(Saved entries)
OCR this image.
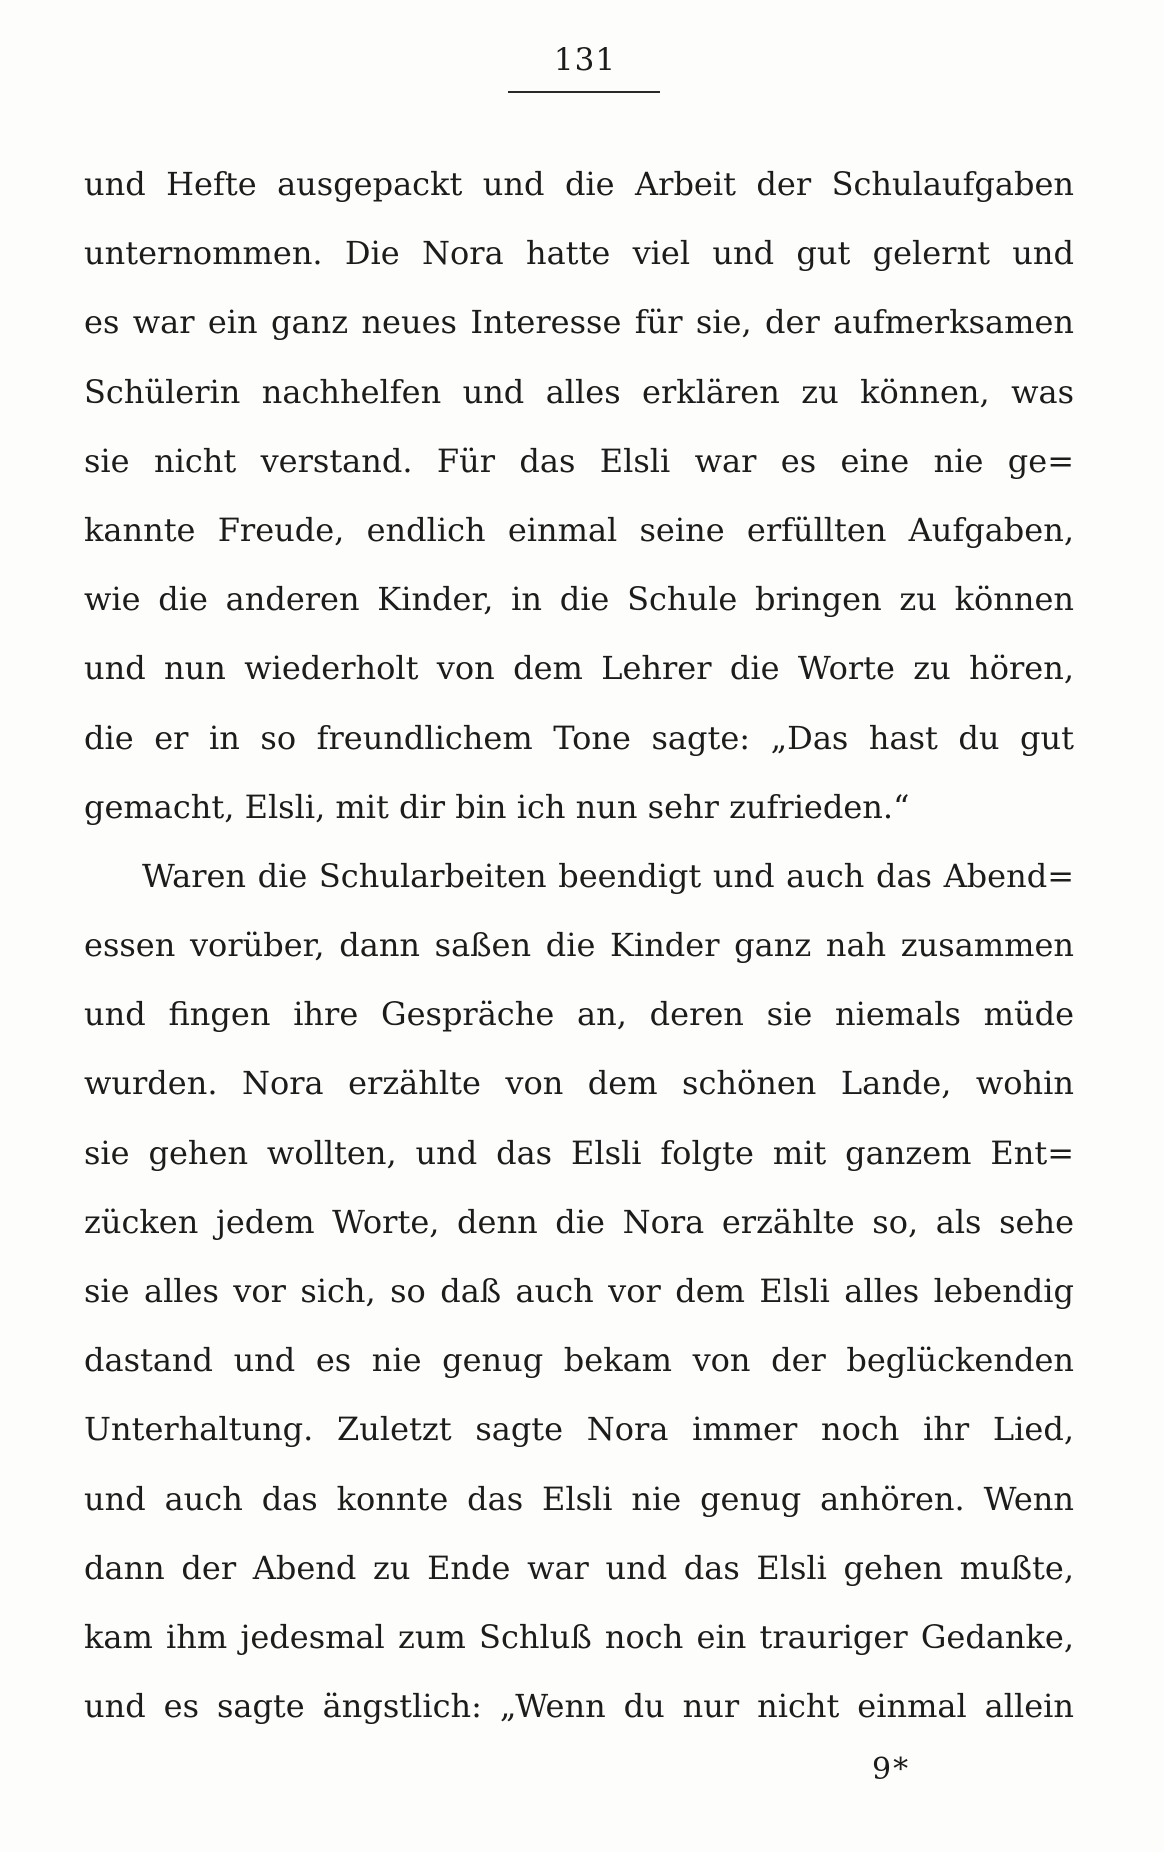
131
und Hefte ausgepackt und die Arbeit der Schulaufgaben
unternommen. Die Nora hatte viel und gut gelernt und
es war ein ganz neues Interesse für sie, der aufmerksamen
Schülerin nachhelfen und alles erklären zu können, was
sie nicht verstand. Für das Elsli war es eine nie ge=
kannte Freude, endlich einmal seine erfüllten Aufgaben,
wie die anderen Kinder, in die Schule bringen zu können
und nun wiederholt von dem Lehrer die Worte zu hören,
die er in so freundlichem Tone sagte: „Das hast du gut
gemacht, Elsli, mit dir bin ich nun sehr zufrieden.“
Waren die Schularbeiten beendigt und auch das Abend=
essen vorüber, dann saßen die Kinder ganz nah zusammen
und fingen ihre Gespräche an, deren sie niemals müde
wurden. Nora erzählte von dem schönen Lande, wohin
sie gehen wollten, und das Elsli folgte mit ganzem Ent=
zücken jedem Worte, denn die Nora erzählte so, als sehe
sie alles vor sich, so daß auch vor dem Elsli alles lebendig
dastand und es nie genug bekam von der beglückenden
Unterhaltung. Zuletzt sagte Nora immer noch ihr Lied,
und auch das konnte das Elsli nie genug anhören. Wenn
dann der Abend zu Ende war und das Elsli gehen mußte,
kam ihm jedesmal zum Schluß noch ein trauriger Gedanke,
und es sagte ängstlich: „Wenn du nur nicht einmal allein
9*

• _Written instruction_
Out of the preceding entries, pull every line containing the string "Wenn".

• _Exercise solution_
und auch das konnte das Elsli nie genug anhören. Wenn
und es sagte ängstlich: „Wenn du nur nicht einmal allein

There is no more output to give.